**WRITTEN REQUEST**
Below are some entries; can you quote all of them exactly?

»»

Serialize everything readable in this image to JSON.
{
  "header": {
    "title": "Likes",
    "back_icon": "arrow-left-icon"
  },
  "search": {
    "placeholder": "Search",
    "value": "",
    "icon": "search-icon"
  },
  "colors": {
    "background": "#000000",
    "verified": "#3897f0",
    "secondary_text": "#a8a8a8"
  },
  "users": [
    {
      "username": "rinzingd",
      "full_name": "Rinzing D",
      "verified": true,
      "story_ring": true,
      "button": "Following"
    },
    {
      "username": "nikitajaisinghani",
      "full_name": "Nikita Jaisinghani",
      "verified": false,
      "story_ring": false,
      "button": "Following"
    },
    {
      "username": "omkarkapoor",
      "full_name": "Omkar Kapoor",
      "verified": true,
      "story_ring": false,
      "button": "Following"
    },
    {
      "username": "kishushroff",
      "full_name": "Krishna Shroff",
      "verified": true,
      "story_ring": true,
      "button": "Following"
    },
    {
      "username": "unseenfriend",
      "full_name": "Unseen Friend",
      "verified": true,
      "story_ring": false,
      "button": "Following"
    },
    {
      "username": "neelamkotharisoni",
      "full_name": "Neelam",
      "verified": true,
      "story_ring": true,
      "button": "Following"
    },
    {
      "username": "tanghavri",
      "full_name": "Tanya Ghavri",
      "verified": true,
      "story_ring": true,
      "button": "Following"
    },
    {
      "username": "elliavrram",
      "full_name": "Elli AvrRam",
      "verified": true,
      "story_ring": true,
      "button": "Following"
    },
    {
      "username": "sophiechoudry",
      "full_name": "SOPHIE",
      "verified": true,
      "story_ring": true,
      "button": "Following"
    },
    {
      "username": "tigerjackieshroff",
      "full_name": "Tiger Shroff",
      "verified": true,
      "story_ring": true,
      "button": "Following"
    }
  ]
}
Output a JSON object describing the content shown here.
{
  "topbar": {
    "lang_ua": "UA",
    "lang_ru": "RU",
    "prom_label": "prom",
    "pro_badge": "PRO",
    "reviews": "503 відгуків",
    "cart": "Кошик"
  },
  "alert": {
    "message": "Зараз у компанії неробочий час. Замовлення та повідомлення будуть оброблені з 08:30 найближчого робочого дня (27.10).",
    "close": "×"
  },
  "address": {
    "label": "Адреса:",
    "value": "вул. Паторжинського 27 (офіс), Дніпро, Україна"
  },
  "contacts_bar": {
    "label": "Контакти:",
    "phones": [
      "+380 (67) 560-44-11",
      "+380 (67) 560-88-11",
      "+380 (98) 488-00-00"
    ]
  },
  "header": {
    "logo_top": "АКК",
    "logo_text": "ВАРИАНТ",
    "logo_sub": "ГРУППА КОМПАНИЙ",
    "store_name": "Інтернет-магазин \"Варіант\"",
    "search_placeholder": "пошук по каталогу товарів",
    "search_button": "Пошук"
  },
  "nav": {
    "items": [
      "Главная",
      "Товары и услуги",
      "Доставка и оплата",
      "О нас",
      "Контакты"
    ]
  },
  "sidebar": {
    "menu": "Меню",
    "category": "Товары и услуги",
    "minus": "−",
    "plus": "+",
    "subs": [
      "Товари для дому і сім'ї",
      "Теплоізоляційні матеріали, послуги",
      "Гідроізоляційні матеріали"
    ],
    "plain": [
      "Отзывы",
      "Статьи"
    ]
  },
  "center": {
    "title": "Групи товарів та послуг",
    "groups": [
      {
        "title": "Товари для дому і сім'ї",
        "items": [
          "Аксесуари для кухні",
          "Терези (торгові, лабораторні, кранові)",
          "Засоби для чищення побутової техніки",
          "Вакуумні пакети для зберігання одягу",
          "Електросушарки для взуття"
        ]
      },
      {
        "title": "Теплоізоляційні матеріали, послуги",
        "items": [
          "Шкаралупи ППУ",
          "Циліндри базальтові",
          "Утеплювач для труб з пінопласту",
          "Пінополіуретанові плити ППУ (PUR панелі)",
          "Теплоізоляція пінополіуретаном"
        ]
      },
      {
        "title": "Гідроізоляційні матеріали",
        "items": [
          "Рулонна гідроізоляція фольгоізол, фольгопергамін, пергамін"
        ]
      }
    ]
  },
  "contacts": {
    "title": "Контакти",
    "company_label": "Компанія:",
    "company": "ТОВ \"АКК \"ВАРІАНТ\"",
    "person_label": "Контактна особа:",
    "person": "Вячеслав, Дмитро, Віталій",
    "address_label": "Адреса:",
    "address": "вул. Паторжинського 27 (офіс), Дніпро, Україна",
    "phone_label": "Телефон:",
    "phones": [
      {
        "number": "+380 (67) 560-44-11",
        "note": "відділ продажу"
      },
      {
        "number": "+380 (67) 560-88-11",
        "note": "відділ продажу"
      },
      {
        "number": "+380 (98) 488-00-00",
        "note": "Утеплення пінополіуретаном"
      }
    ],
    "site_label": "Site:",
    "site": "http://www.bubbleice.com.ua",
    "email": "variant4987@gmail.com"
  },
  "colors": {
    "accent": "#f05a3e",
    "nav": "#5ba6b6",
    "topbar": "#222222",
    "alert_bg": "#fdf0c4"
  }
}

««

**WORKED SOLUTION**
Serialize everything readable in this image to JSON.
{
  "header": {
    "title": "Likes",
    "back_icon": "arrow-left-icon"
  },
  "search": {
    "placeholder": "Search",
    "value": "",
    "icon": "search-icon"
  },
  "colors": {
    "background": "#000000",
    "verified": "#3897f0",
    "secondary_text": "#a8a8a8"
  },
  "users": [
    {
      "username": "rinzingd",
      "full_name": "Rinzing D",
      "verified": true,
      "story_ring": true,
      "button": "Following"
    },
    {
      "username": "nikitajaisinghani",
      "full_name": "Nikita Jaisinghani",
      "verified": false,
      "story_ring": false,
      "button": "Following"
    },
    {
      "username": "omkarkapoor",
      "full_name": "Omkar Kapoor",
      "verified": true,
      "story_ring": false,
      "button": "Following"
    },
    {
      "username": "kishushroff",
      "full_name": "Krishna Shroff",
      "verified": true,
      "story_ring": true,
      "button": "Following"
    },
    {
      "username": "unseenfriend",
      "full_name": "Unseen Friend",
      "verified": true,
      "story_ring": false,
      "button": "Following"
    },
    {
      "username": "neelamkotharisoni",
      "full_name": "Neelam",
      "verified": true,
      "story_ring": true,
      "button": "Following"
    },
    {
      "username": "tanghavri",
      "full_name": "Tanya Ghavri",
      "verified": true,
      "story_ring": true,
      "button": "Following"
    },
    {
      "username": "elliavrram",
      "full_name": "Elli AvrRam",
      "verified": true,
      "story_ring": true,
      "button": "Following"
    },
    {
      "username": "sophiechoudry",
      "full_name": "SOPHIE",
      "verified": true,
      "story_ring": true,
      "button": "Following"
    },
    {
      "username": "tigerjackieshroff",
      "full_name": "Tiger Shroff",
      "verified": true,
      "story_ring": true,
      "button": "Following"
    }
  ]
}
Output a JSON object describing the content shown here.
{
  "topbar": {
    "lang_ua": "UA",
    "lang_ru": "RU",
    "prom_label": "prom",
    "pro_badge": "PRO",
    "reviews": "503 відгуків",
    "cart": "Кошик"
  },
  "alert": {
    "message": "Зараз у компанії неробочий час. Замовлення та повідомлення будуть оброблені з 08:30 найближчого робочого дня (27.10).",
    "close": "×"
  },
  "address": {
    "label": "Адреса:",
    "value": "вул. Паторжинського 27 (офіс), Дніпро, Україна"
  },
  "contacts_bar": {
    "label": "Контакти:",
    "phones": [
      "+380 (67) 560-44-11",
      "+380 (67) 560-88-11",
      "+380 (98) 488-00-00"
    ]
  },
  "header": {
    "logo_top": "АКК",
    "logo_text": "ВАРИАНТ",
    "logo_sub": "ГРУППА КОМПАНИЙ",
    "store_name": "Інтернет-магазин \"Варіант\"",
    "search_placeholder": "пошук по каталогу товарів",
    "search_button": "Пошук"
  },
  "nav": {
    "items": [
      "Главная",
      "Товары и услуги",
      "Доставка и оплата",
      "О нас",
      "Контакты"
    ]
  },
  "sidebar": {
    "menu": "Меню",
    "category": "Товары и услуги",
    "minus": "−",
    "plus": "+",
    "subs": [
      "Товари для дому і сім'ї",
      "Теплоізоляційні матеріали, послуги",
      "Гідроізоляційні матеріали"
    ],
    "plain": [
      "Отзывы",
      "Статьи"
    ]
  },
  "center": {
    "title": "Групи товарів та послуг",
    "groups": [
      {
        "title": "Товари для дому і сім'ї",
        "items": [
          "Аксесуари для кухні",
          "Терези (торгові, лабораторні, кранові)",
          "Засоби для чищення побутової техніки",
          "Вакуумні пакети для зберігання одягу",
          "Електросушарки для взуття"
        ]
      },
      {
        "title": "Теплоізоляційні матеріали, послуги",
        "items": [
          "Шкаралупи ППУ",
          "Циліндри базальтові",
          "Утеплювач для труб з пінопласту",
          "Пінополіуретанові плити ППУ (PUR панелі)",
          "Теплоізоляція пінополіуретаном"
        ]
      },
      {
        "title": "Гідроізоляційні матеріали",
        "items": [
          "Рулонна гідроізоляція фольгоізол, фольгопергамін, пергамін"
        ]
      }
    ]
  },
  "contacts": {
    "title": "Контакти",
    "company_label": "Компанія:",
    "company": "ТОВ \"АКК \"ВАРІАНТ\"",
    "person_label": "Контактна особа:",
    "person": "Вячеслав, Дмитро, Віталій",
    "address_label": "Адреса:",
    "address": "вул. Паторжинського 27 (офіс), Дніпро, Україна",
    "phone_label": "Телефон:",
    "phones": [
      {
        "number": "+380 (67) 560-44-11",
        "note": "відділ продажу"
      },
      {
        "number": "+380 (67) 560-88-11",
        "note": "відділ продажу"
      },
      {
        "number": "+380 (98) 488-00-00",
        "note": "Утеплення пінополіуретаном"
      }
    ],
    "site_label": "Site:",
    "site": "http://www.bubbleice.com.ua",
    "email": "variant4987@gmail.com"
  },
  "colors": {
    "accent": "#f05a3e",
    "nav": "#5ba6b6",
    "topbar": "#222222",
    "alert_bg": "#fdf0c4"
  }
}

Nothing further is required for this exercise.